§ **TASK TO CARRY OUT**
Report the number of lines that hold the string "рассмотреть". Leave out any other text.

Stored records
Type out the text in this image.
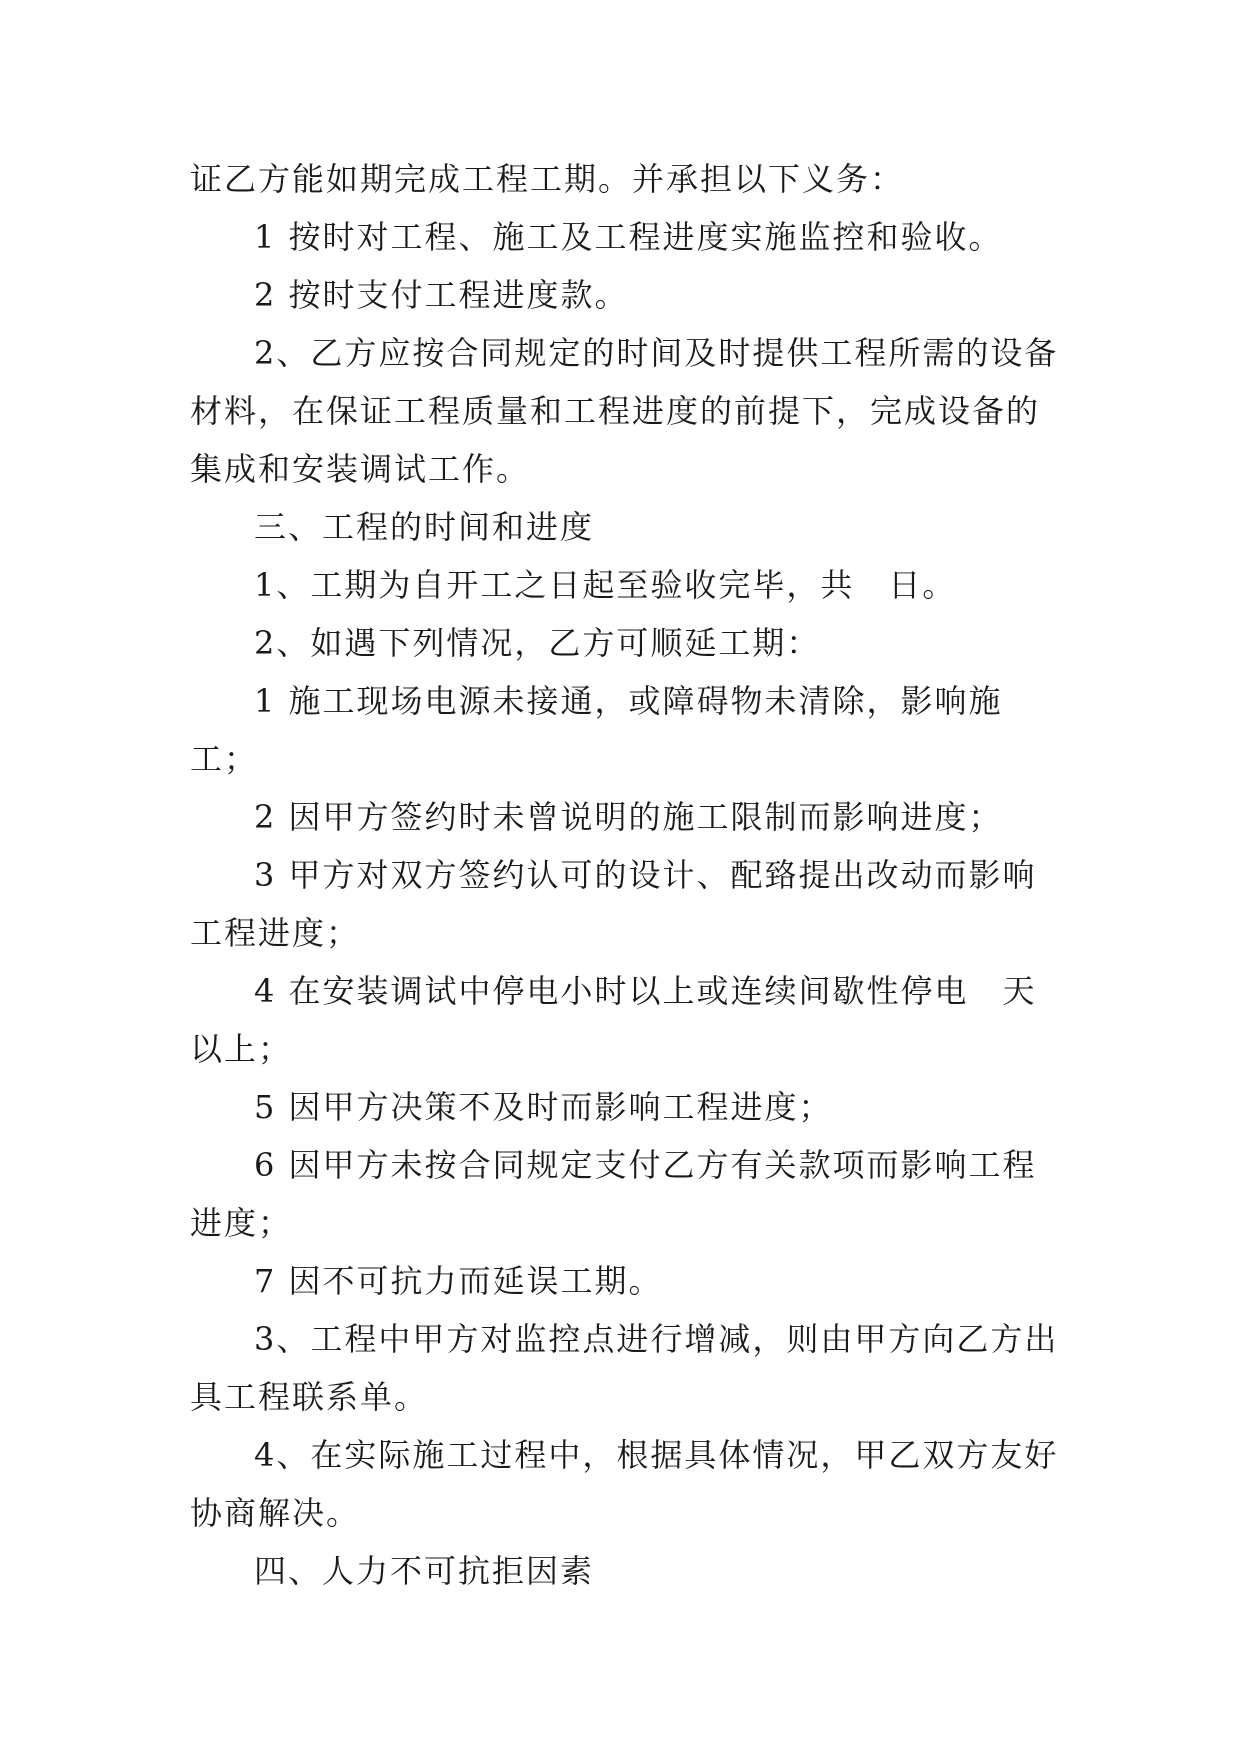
证乙方能如期完成工程工期。并承担以下义务：

1 按时对工程、施工及工程进度实施监控和验收。

2 按时支付工程进度款。

2、乙方应按合同规定的时间及时提供工程所需的设备材料，在保证工程质量和工程进度的前提下，完成设备的集成和安装调试工作。

三、工程的时间和进度

1、工期为自开工之日起至验收完毕，共　日。

2、如遇下列情况，乙方可顺延工期：

1 施工现场电源未接通，或障碍物未清除，影响施工；

2 因甲方签约时未曾说明的施工限制而影响进度；

3 甲方对双方签约认可的设计、配臵提出改动而影响工程进度；

4 在安装调试中停电小时以上或连续间歇性停电　天以上；

5 因甲方决策不及时而影响工程进度；

6 因甲方未按合同规定支付乙方有关款项而影响工程进度；

7 因不可抗力而延误工期。

3、工程中甲方对监控点进行增减，则由甲方向乙方出具工程联系单。

4、在实际施工过程中，根据具体情况，甲乙双方友好协商解决。

四、人力不可抗拒因素
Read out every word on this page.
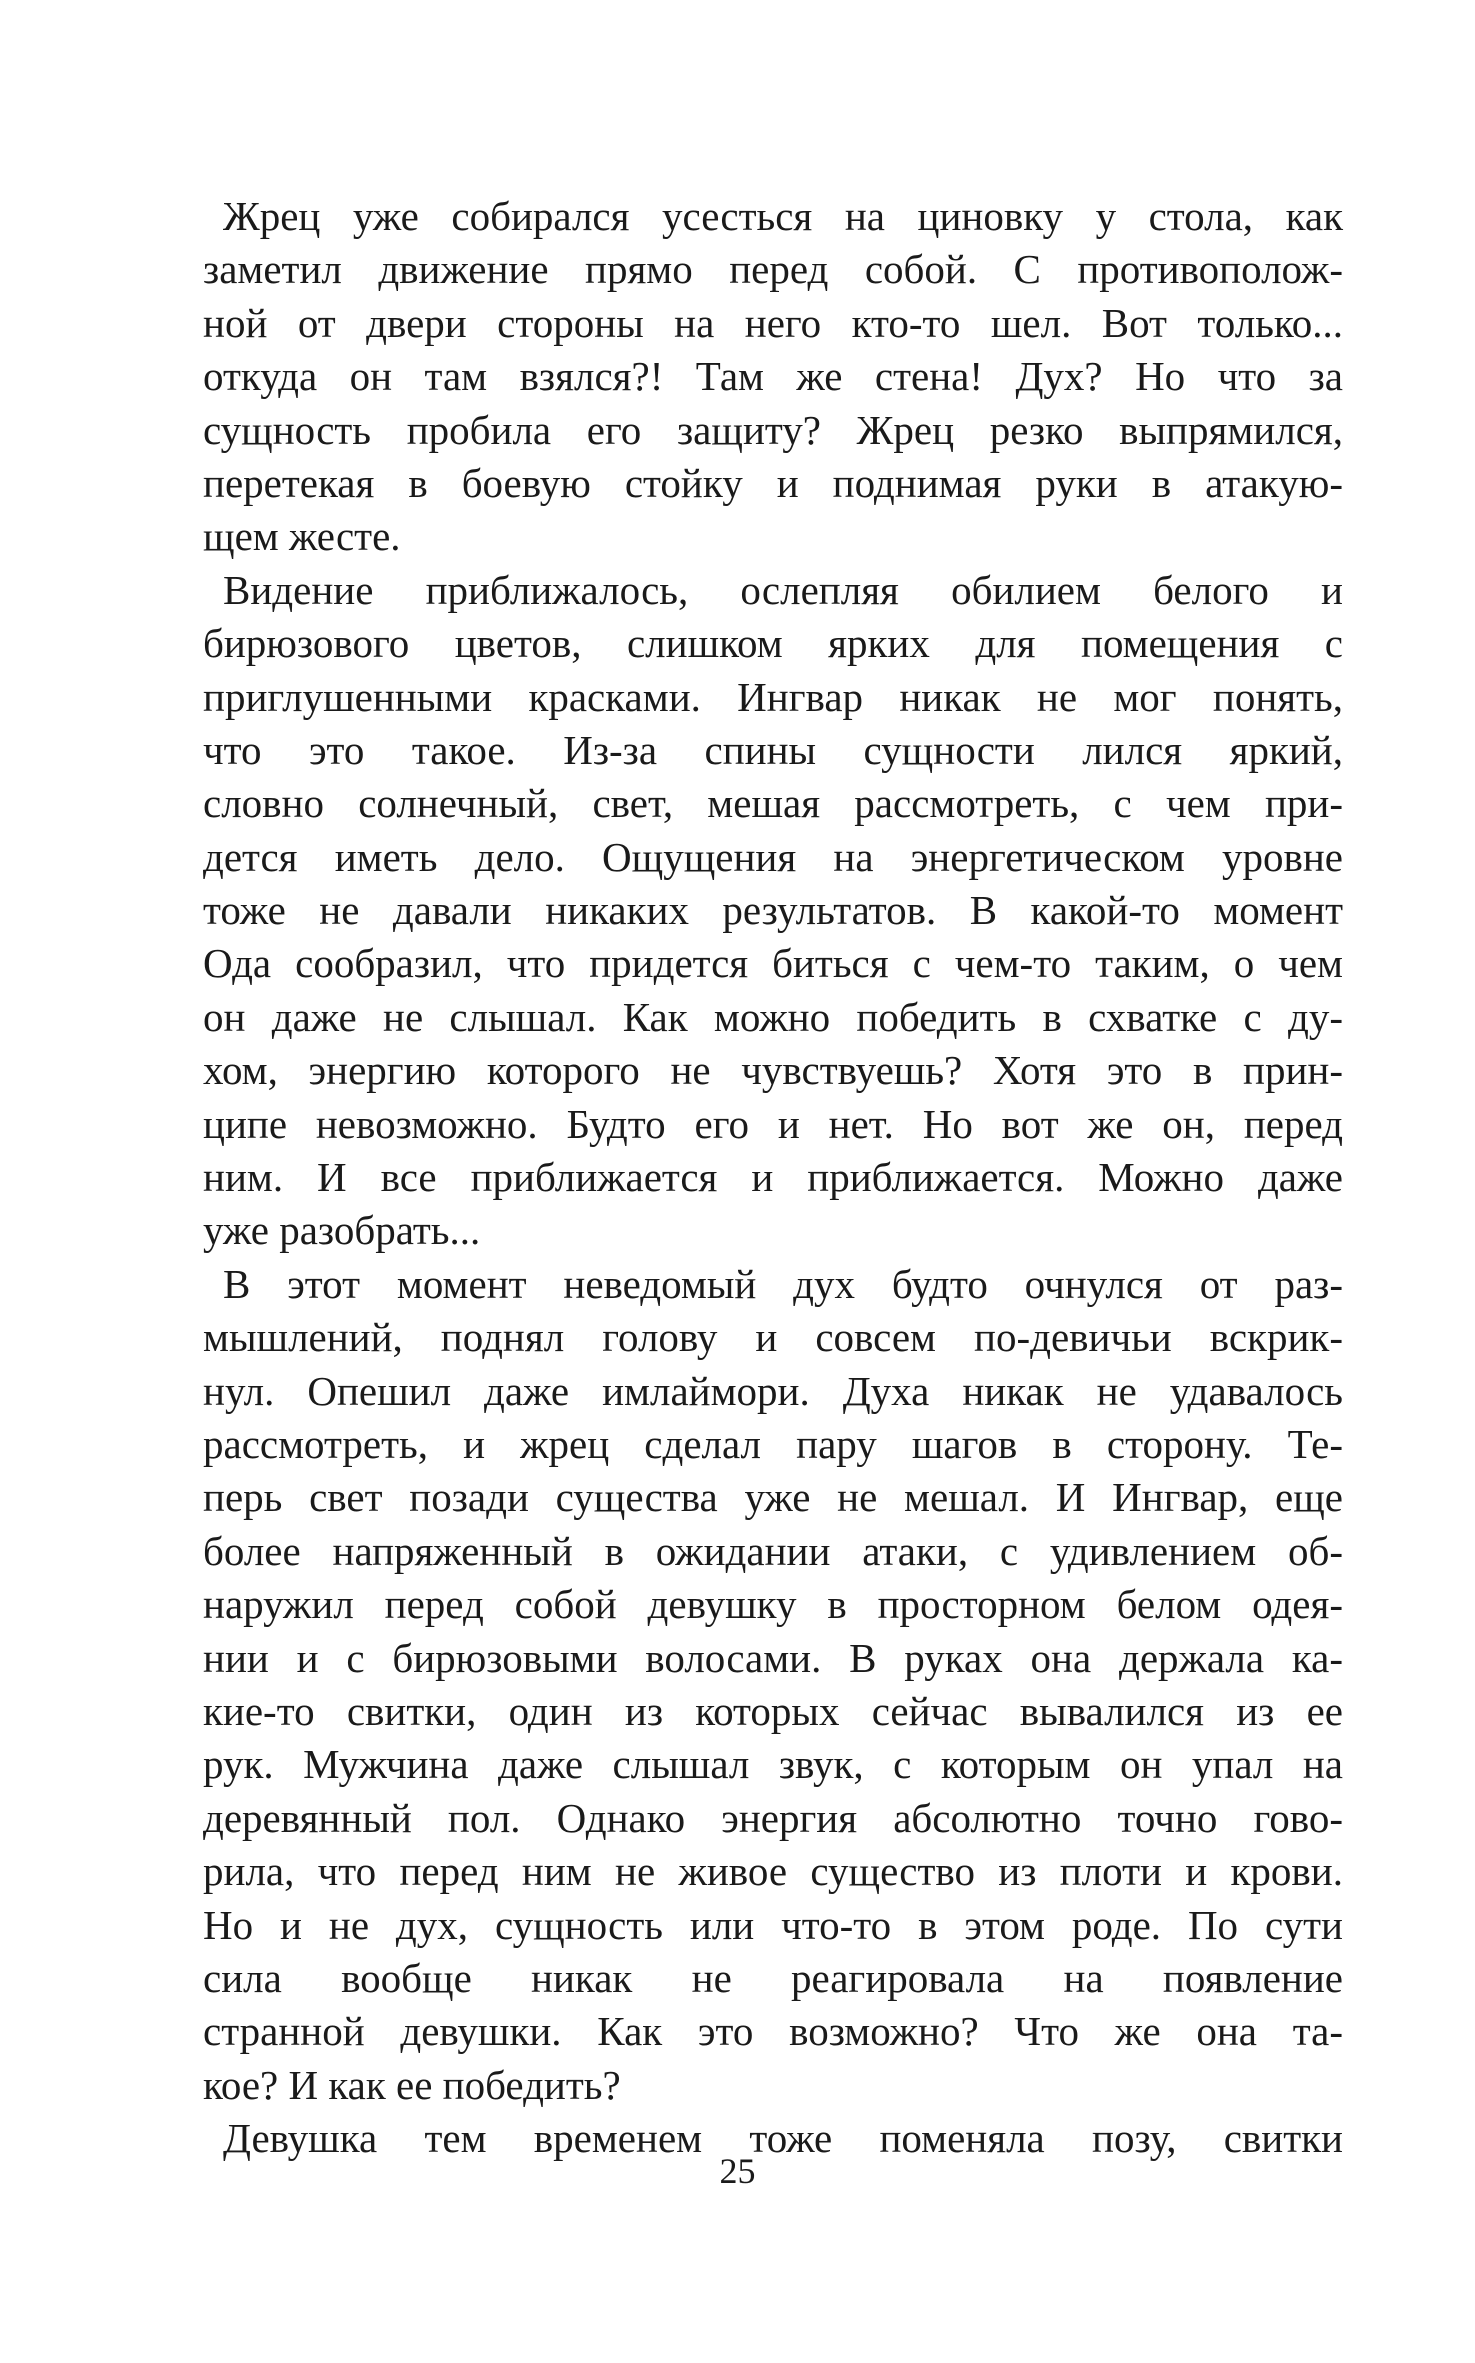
Жрец уже собирался усесться на циновку у стола, как
заметил движение прямо перед собой. С противополож-
ной от двери стороны на него кто-то шел. Вот только...
откуда он там взялся?! Там же стена! Дух? Но что за
сущность пробила его защиту? Жрец резко выпрямился,
перетекая в боевую стойку и поднимая руки в атакую-
щем жесте.
Видение приближалось, ослепляя обилием белого и
бирюзового цветов, слишком ярких для помещения с
приглушенными красками. Ингвар никак не мог понять,
что это такое. Из-за спины сущности лился яркий,
словно солнечный, свет, мешая рассмотреть, с чем при-
дется иметь дело. Ощущения на энергетическом уровне
тоже не давали никаких результатов. В какой-то момент
Ода сообразил, что придется биться с чем-то таким, о чем
он даже не слышал. Как можно победить в схватке с ду-
хом, энергию которого не чувствуешь? Хотя это в прин-
ципе невозможно. Будто его и нет. Но вот же он, перед
ним. И все приближается и приближается. Можно даже
уже разобрать...
В этот момент неведомый дух будто очнулся от раз-
мышлений, поднял голову и совсем по-девичьи вскрик-
нул. Опешил даже имлаймори. Духа никак не удавалось
рассмотреть, и жрец сделал пару шагов в сторону. Те-
перь свет позади существа уже не мешал. И Ингвар, еще
более напряженный в ожидании атаки, с удивлением об-
наружил перед собой девушку в просторном белом одея-
нии и с бирюзовыми волосами. В руках она держала ка-
кие-то свитки, один из которых сейчас вывалился из ее
рук. Мужчина даже слышал звук, с которым он упал на
деревянный пол. Однако энергия абсолютно точно гово-
рила, что перед ним не живое существо из плоти и крови.
Но и не дух, сущность или что-то в этом роде. По сути
сила вообще никак не реагировала на появление
странной девушки. Как это возможно? Что же она та-
кое? И как ее победить?
Девушка тем временем тоже поменяла позу, свитки
25
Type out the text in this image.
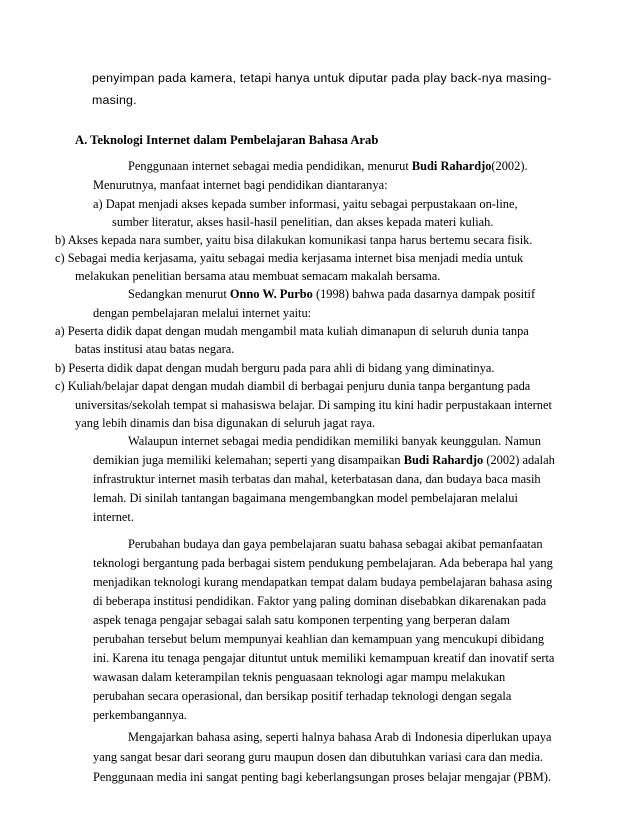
penyimpan pada kamera, tetapi hanya untuk diputar pada play back-nya masing-
masing.
A. Teknologi Internet dalam Pembelajaran Bahasa Arab
Penggunaan internet sebagai media pendidikan, menurut Budi Rahardjo(2002).
Menurutnya, manfaat internet bagi pendidikan diantaranya:
a) Dapat menjadi akses kepada sumber informasi, yaitu sebagai perpustakaan on-line,
sumber literatur, akses hasil-hasil penelitian, dan akses kepada materi kuliah.
b) Akses kepada nara sumber, yaitu bisa dilakukan komunikasi tanpa harus bertemu secara fisik.
c) Sebagai media kerjasama, yaitu sebagai media kerjasama internet bisa menjadi media untuk
melakukan penelitian bersama atau membuat semacam makalah bersama.
Sedangkan menurut Onno W. Purbo (1998) bahwa pada dasarnya dampak positif
dengan pembelajaran melalui internet yaitu:
a) Peserta didik dapat dengan mudah mengambil mata kuliah dimanapun di seluruh dunia tanpa
batas institusi atau batas negara.
b) Peserta didik dapat dengan mudah berguru pada para ahli di bidang yang diminatinya.
c) Kuliah/belajar dapat dengan mudah diambil di berbagai penjuru dunia tanpa bergantung pada
universitas/sekolah tempat si mahasiswa belajar. Di samping itu kini hadir perpustakaan internet
yang lebih dinamis dan bisa digunakan di seluruh jagat raya.
Walaupun internet sebagai media pendidikan memiliki banyak keunggulan. Namun
demikian juga memiliki kelemahan; seperti yang disampaikan Budi Rahardjo (2002) adalah
infrastruktur internet masih terbatas dan mahal, keterbatasan dana, dan budaya baca masih
lemah. Di sinilah tantangan bagaimana mengembangkan model pembelajaran melalui
internet.
Perubahan budaya dan gaya pembelajaran suatu bahasa sebagai akibat pemanfaatan
teknologi bergantung pada berbagai sistem pendukung pembelajaran. Ada beberapa hal yang
menjadikan teknologi kurang mendapatkan tempat dalam budaya pembelajaran bahasa asing
di beberapa institusi pendidikan. Faktor yang paling dominan disebabkan dikarenakan pada
aspek tenaga pengajar sebagai salah satu komponen terpenting yang berperan dalam
perubahan tersebut belum mempunyai keahlian dan kemampuan yang mencukupi dibidang
ini. Karena itu tenaga pengajar dituntut untuk memiliki kemampuan kreatif dan inovatif serta
wawasan dalam keterampilan teknis penguasaan teknologi agar mampu melakukan
perubahan secara operasional, dan bersikap positif terhadap teknologi dengan segala
perkembangannya.
Mengajarkan bahasa asing, seperti halnya bahasa Arab di Indonesia diperlukan upaya
yang sangat besar dari seorang guru maupun dosen dan dibutuhkan variasi cara dan media.
Penggunaan media ini sangat penting bagi keberlangsungan proses belajar mengajar (PBM).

§ **EXERCISE ANSWER**
2